▶ [TASK DETAILS]:
Without the images, write out all of the following entries exactly.

▶ [MATERIAL SUPPLIED]:
%%

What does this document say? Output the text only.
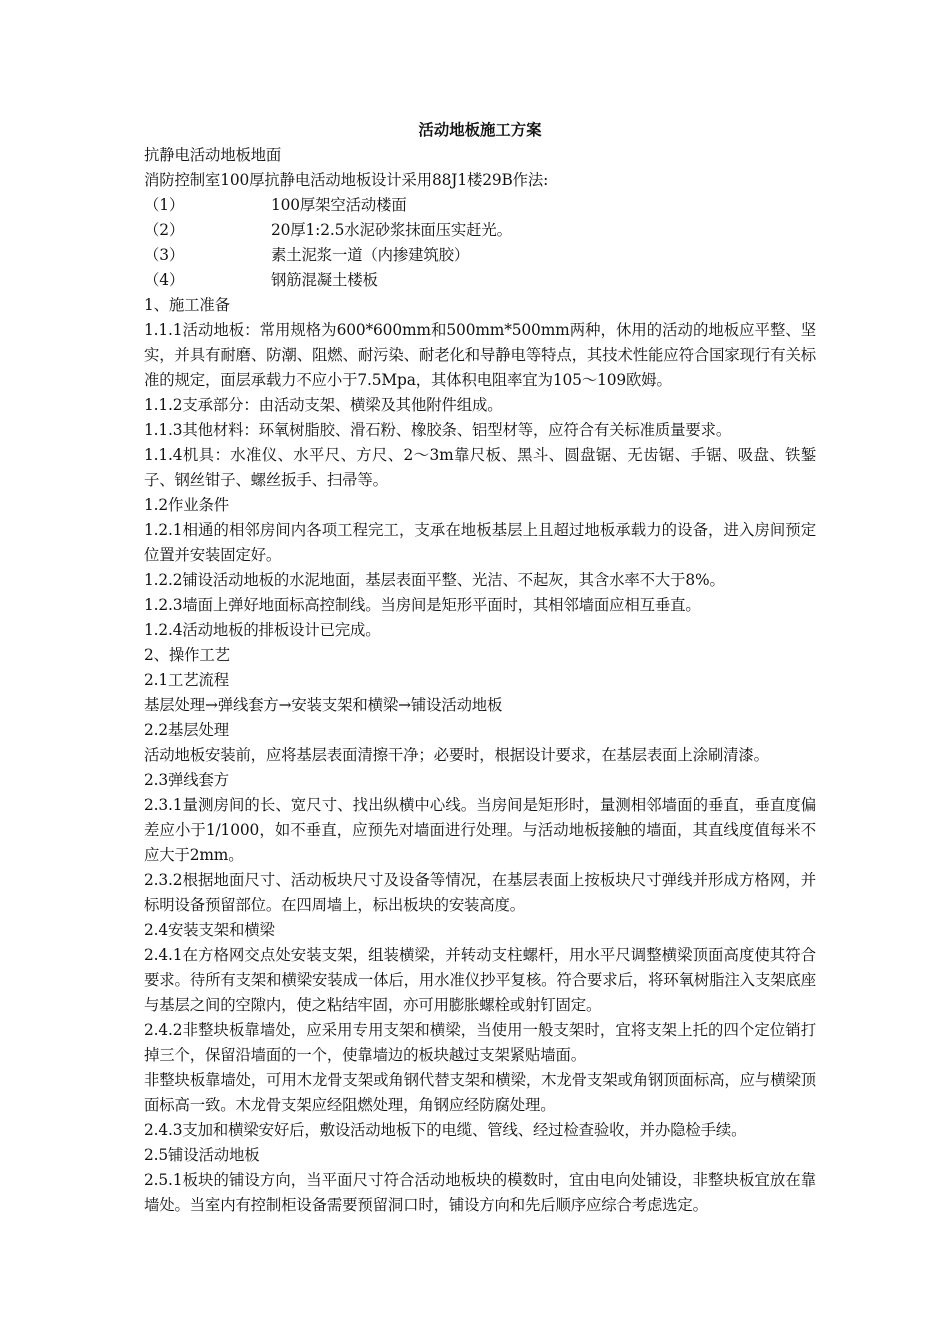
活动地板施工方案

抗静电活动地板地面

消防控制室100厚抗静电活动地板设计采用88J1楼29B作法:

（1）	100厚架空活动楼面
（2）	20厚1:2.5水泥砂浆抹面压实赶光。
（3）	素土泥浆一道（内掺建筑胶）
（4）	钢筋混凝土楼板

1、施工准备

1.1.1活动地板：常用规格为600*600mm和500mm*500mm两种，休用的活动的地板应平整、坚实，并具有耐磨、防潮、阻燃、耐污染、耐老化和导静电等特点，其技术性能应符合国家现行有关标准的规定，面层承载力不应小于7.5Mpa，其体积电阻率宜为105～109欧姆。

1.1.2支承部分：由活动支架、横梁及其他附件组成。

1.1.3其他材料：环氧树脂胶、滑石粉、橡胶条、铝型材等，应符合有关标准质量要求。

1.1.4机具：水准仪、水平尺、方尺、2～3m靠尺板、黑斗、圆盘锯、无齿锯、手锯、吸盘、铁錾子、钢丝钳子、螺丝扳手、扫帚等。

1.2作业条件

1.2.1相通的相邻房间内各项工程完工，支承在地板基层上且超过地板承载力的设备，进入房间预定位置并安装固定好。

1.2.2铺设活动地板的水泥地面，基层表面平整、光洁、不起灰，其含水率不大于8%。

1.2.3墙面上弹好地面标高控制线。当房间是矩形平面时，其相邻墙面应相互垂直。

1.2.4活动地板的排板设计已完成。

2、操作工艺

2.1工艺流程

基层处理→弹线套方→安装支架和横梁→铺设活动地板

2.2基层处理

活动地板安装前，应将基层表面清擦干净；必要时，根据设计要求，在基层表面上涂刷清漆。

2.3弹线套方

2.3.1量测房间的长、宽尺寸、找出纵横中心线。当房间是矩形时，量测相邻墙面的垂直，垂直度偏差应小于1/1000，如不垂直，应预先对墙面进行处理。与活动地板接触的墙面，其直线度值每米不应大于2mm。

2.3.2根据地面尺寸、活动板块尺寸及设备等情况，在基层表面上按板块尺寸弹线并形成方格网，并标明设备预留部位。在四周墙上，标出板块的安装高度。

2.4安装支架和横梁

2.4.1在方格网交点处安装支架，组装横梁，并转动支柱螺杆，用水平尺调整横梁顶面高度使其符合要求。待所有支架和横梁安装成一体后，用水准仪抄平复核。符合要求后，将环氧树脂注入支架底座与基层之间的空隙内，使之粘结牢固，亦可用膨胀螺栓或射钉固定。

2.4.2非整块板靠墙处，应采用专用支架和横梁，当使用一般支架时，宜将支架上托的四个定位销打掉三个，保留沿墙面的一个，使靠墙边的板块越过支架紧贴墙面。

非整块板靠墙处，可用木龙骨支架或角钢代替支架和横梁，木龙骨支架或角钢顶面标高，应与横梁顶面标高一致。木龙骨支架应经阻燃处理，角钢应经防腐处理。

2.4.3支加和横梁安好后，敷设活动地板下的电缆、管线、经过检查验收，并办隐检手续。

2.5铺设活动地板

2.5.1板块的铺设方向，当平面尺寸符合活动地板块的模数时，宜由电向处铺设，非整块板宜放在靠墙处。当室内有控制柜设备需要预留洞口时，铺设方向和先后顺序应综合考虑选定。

%%

▶ [RESULT OF THIS TASK]:
What does this document say? Output the text only.
活动地板施工方案

抗静电活动地板地面

消防控制室100厚抗静电活动地板设计采用88J1楼29B作法:

（1）	100厚架空活动楼面
（2）	20厚1:2.5水泥砂浆抹面压实赶光。
（3）	素土泥浆一道（内掺建筑胶）
（4）	钢筋混凝土楼板

1、施工准备

1.1.1活动地板：常用规格为600*600mm和500mm*500mm两种，休用的活动的地板应平整、坚实，并具有耐磨、防潮、阻燃、耐污染、耐老化和导静电等特点，其技术性能应符合国家现行有关标准的规定，面层承载力不应小于7.5Mpa，其体积电阻率宜为105～109欧姆。

1.1.2支承部分：由活动支架、横梁及其他附件组成。

1.1.3其他材料：环氧树脂胶、滑石粉、橡胶条、铝型材等，应符合有关标准质量要求。

1.1.4机具：水准仪、水平尺、方尺、2～3m靠尺板、黑斗、圆盘锯、无齿锯、手锯、吸盘、铁錾子、钢丝钳子、螺丝扳手、扫帚等。

1.2作业条件

1.2.1相通的相邻房间内各项工程完工，支承在地板基层上且超过地板承载力的设备，进入房间预定位置并安装固定好。

1.2.2铺设活动地板的水泥地面，基层表面平整、光洁、不起灰，其含水率不大于8%。

1.2.3墙面上弹好地面标高控制线。当房间是矩形平面时，其相邻墙面应相互垂直。

1.2.4活动地板的排板设计已完成。

2、操作工艺

2.1工艺流程

基层处理→弹线套方→安装支架和横梁→铺设活动地板

2.2基层处理

活动地板安装前，应将基层表面清擦干净；必要时，根据设计要求，在基层表面上涂刷清漆。

2.3弹线套方

2.3.1量测房间的长、宽尺寸、找出纵横中心线。当房间是矩形时，量测相邻墙面的垂直，垂直度偏差应小于1/1000，如不垂直，应预先对墙面进行处理。与活动地板接触的墙面，其直线度值每米不应大于2mm。

2.3.2根据地面尺寸、活动板块尺寸及设备等情况，在基层表面上按板块尺寸弹线并形成方格网，并标明设备预留部位。在四周墙上，标出板块的安装高度。

2.4安装支架和横梁

2.4.1在方格网交点处安装支架，组装横梁，并转动支柱螺杆，用水平尺调整横梁顶面高度使其符合要求。待所有支架和横梁安装成一体后，用水准仪抄平复核。符合要求后，将环氧树脂注入支架底座与基层之间的空隙内，使之粘结牢固，亦可用膨胀螺栓或射钉固定。

2.4.2非整块板靠墙处，应采用专用支架和横梁，当使用一般支架时，宜将支架上托的四个定位销打掉三个，保留沿墙面的一个，使靠墙边的板块越过支架紧贴墙面。

非整块板靠墙处，可用木龙骨支架或角钢代替支架和横梁，木龙骨支架或角钢顶面标高，应与横梁顶面标高一致。木龙骨支架应经阻燃处理，角钢应经防腐处理。

2.4.3支加和横梁安好后，敷设活动地板下的电缆、管线、经过检查验收，并办隐检手续。

2.5铺设活动地板

2.5.1板块的铺设方向，当平面尺寸符合活动地板块的模数时，宜由电向处铺设，非整块板宜放在靠墙处。当室内有控制柜设备需要预留洞口时，铺设方向和先后顺序应综合考虑选定。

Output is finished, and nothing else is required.